## start Material for this exercise

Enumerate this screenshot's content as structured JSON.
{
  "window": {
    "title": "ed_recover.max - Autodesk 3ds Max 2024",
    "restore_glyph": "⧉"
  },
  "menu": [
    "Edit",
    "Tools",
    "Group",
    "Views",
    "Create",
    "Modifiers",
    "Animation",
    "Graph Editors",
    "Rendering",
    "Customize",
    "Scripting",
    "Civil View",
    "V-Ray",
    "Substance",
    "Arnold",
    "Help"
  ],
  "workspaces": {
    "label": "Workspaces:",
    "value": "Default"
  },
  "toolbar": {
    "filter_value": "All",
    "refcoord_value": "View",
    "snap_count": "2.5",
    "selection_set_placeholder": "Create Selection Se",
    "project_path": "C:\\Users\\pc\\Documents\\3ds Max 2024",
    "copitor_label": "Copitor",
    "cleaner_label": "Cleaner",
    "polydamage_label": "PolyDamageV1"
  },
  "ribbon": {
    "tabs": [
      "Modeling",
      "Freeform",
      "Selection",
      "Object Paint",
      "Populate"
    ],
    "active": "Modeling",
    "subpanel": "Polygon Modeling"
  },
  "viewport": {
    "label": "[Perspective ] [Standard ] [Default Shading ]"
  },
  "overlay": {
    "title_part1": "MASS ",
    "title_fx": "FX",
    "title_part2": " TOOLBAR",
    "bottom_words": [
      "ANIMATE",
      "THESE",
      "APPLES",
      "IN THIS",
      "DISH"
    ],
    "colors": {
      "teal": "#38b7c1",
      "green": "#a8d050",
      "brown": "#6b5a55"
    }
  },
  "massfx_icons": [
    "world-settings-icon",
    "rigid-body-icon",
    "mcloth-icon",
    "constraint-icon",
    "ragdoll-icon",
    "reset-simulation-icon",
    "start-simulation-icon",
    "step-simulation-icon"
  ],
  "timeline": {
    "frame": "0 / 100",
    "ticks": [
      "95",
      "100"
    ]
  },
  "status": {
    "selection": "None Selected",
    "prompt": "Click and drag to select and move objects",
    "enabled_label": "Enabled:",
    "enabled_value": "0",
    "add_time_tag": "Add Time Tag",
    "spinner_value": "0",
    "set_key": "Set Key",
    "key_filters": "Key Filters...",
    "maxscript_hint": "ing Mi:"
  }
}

## end Material for this exercise

**Problem to work on**
Reproduce every line of the listing above in which the string "Modeling" appears.

**Expected answer**
      "Modeling",
    "active": "Modeling",
    "subpanel": "Polygon Modeling"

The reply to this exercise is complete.